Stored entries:
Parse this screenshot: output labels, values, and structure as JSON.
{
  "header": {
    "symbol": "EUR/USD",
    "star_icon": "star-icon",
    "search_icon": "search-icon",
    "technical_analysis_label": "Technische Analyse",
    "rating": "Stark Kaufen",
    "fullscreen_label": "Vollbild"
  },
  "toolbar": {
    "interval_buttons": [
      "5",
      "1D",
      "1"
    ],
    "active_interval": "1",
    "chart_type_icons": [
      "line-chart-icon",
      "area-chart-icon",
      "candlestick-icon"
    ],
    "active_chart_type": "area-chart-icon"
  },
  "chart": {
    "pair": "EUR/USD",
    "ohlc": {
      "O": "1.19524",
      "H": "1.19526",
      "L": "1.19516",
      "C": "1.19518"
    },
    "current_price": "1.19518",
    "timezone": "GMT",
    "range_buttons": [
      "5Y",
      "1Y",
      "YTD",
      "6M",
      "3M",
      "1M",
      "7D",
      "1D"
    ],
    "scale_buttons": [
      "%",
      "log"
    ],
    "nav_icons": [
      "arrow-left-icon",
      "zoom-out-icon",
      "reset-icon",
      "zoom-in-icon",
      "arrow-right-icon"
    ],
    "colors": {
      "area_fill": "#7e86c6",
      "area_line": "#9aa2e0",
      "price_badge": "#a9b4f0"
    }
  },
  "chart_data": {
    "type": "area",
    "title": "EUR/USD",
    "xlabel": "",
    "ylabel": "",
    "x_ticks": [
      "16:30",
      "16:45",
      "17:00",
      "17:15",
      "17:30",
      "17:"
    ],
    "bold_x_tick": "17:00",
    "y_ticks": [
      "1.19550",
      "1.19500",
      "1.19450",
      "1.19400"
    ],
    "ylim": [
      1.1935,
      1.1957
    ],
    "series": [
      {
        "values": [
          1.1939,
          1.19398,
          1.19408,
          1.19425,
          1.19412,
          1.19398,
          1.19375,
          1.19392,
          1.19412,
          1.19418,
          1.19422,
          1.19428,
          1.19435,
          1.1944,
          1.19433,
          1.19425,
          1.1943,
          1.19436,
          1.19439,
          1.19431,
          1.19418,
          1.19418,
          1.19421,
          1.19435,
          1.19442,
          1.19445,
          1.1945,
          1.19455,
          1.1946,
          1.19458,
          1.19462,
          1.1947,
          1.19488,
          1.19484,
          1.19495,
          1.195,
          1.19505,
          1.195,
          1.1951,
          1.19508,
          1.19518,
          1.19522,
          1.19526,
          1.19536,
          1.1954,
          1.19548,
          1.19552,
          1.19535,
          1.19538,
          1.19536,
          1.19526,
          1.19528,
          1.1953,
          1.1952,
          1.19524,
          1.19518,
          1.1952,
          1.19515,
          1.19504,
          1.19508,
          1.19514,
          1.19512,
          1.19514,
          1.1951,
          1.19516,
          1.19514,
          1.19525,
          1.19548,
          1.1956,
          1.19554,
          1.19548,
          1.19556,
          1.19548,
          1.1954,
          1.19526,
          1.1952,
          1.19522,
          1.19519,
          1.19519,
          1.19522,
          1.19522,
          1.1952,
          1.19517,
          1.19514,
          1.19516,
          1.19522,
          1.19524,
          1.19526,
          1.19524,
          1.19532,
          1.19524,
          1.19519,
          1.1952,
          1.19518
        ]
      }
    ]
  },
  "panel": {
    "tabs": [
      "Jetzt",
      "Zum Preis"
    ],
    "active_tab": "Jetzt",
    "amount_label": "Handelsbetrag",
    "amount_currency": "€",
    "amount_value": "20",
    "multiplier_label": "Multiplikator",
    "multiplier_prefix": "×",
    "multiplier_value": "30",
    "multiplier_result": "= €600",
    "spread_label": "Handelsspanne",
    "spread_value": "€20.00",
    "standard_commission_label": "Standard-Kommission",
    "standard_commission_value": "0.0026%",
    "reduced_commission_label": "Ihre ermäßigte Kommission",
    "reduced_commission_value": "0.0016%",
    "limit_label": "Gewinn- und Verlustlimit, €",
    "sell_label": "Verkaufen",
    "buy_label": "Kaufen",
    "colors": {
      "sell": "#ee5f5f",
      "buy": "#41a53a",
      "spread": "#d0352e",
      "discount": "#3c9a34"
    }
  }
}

Required work: Copy the data above exactly. Every line must be included.

Response to the task:
Parse this screenshot: output labels, values, and structure as JSON.
{
  "header": {
    "symbol": "EUR/USD",
    "star_icon": "star-icon",
    "search_icon": "search-icon",
    "technical_analysis_label": "Technische Analyse",
    "rating": "Stark Kaufen",
    "fullscreen_label": "Vollbild"
  },
  "toolbar": {
    "interval_buttons": [
      "5",
      "1D",
      "1"
    ],
    "active_interval": "1",
    "chart_type_icons": [
      "line-chart-icon",
      "area-chart-icon",
      "candlestick-icon"
    ],
    "active_chart_type": "area-chart-icon"
  },
  "chart": {
    "pair": "EUR/USD",
    "ohlc": {
      "O": "1.19524",
      "H": "1.19526",
      "L": "1.19516",
      "C": "1.19518"
    },
    "current_price": "1.19518",
    "timezone": "GMT",
    "range_buttons": [
      "5Y",
      "1Y",
      "YTD",
      "6M",
      "3M",
      "1M",
      "7D",
      "1D"
    ],
    "scale_buttons": [
      "%",
      "log"
    ],
    "nav_icons": [
      "arrow-left-icon",
      "zoom-out-icon",
      "reset-icon",
      "zoom-in-icon",
      "arrow-right-icon"
    ],
    "colors": {
      "area_fill": "#7e86c6",
      "area_line": "#9aa2e0",
      "price_badge": "#a9b4f0"
    }
  },
  "chart_data": {
    "type": "area",
    "title": "EUR/USD",
    "xlabel": "",
    "ylabel": "",
    "x_ticks": [
      "16:30",
      "16:45",
      "17:00",
      "17:15",
      "17:30",
      "17:"
    ],
    "bold_x_tick": "17:00",
    "y_ticks": [
      "1.19550",
      "1.19500",
      "1.19450",
      "1.19400"
    ],
    "ylim": [
      1.1935,
      1.1957
    ],
    "series": [
      {
        "values": [
          1.1939,
          1.19398,
          1.19408,
          1.19425,
          1.19412,
          1.19398,
          1.19375,
          1.19392,
          1.19412,
          1.19418,
          1.19422,
          1.19428,
          1.19435,
          1.1944,
          1.19433,
          1.19425,
          1.1943,
          1.19436,
          1.19439,
          1.19431,
          1.19418,
          1.19418,
          1.19421,
          1.19435,
          1.19442,
          1.19445,
          1.1945,
          1.19455,
          1.1946,
          1.19458,
          1.19462,
          1.1947,
          1.19488,
          1.19484,
          1.19495,
          1.195,
          1.19505,
          1.195,
          1.1951,
          1.19508,
          1.19518,
          1.19522,
          1.19526,
          1.19536,
          1.1954,
          1.19548,
          1.19552,
          1.19535,
          1.19538,
          1.19536,
          1.19526,
          1.19528,
          1.1953,
          1.1952,
          1.19524,
          1.19518,
          1.1952,
          1.19515,
          1.19504,
          1.19508,
          1.19514,
          1.19512,
          1.19514,
          1.1951,
          1.19516,
          1.19514,
          1.19525,
          1.19548,
          1.1956,
          1.19554,
          1.19548,
          1.19556,
          1.19548,
          1.1954,
          1.19526,
          1.1952,
          1.19522,
          1.19519,
          1.19519,
          1.19522,
          1.19522,
          1.1952,
          1.19517,
          1.19514,
          1.19516,
          1.19522,
          1.19524,
          1.19526,
          1.19524,
          1.19532,
          1.19524,
          1.19519,
          1.1952,
          1.19518
        ]
      }
    ]
  },
  "panel": {
    "tabs": [
      "Jetzt",
      "Zum Preis"
    ],
    "active_tab": "Jetzt",
    "amount_label": "Handelsbetrag",
    "amount_currency": "€",
    "amount_value": "20",
    "multiplier_label": "Multiplikator",
    "multiplier_prefix": "×",
    "multiplier_value": "30",
    "multiplier_result": "= €600",
    "spread_label": "Handelsspanne",
    "spread_value": "€20.00",
    "standard_commission_label": "Standard-Kommission",
    "standard_commission_value": "0.0026%",
    "reduced_commission_label": "Ihre ermäßigte Kommission",
    "reduced_commission_value": "0.0016%",
    "limit_label": "Gewinn- und Verlustlimit, €",
    "sell_label": "Verkaufen",
    "buy_label": "Kaufen",
    "colors": {
      "sell": "#ee5f5f",
      "buy": "#41a53a",
      "spread": "#d0352e",
      "discount": "#3c9a34"
    }
  }
}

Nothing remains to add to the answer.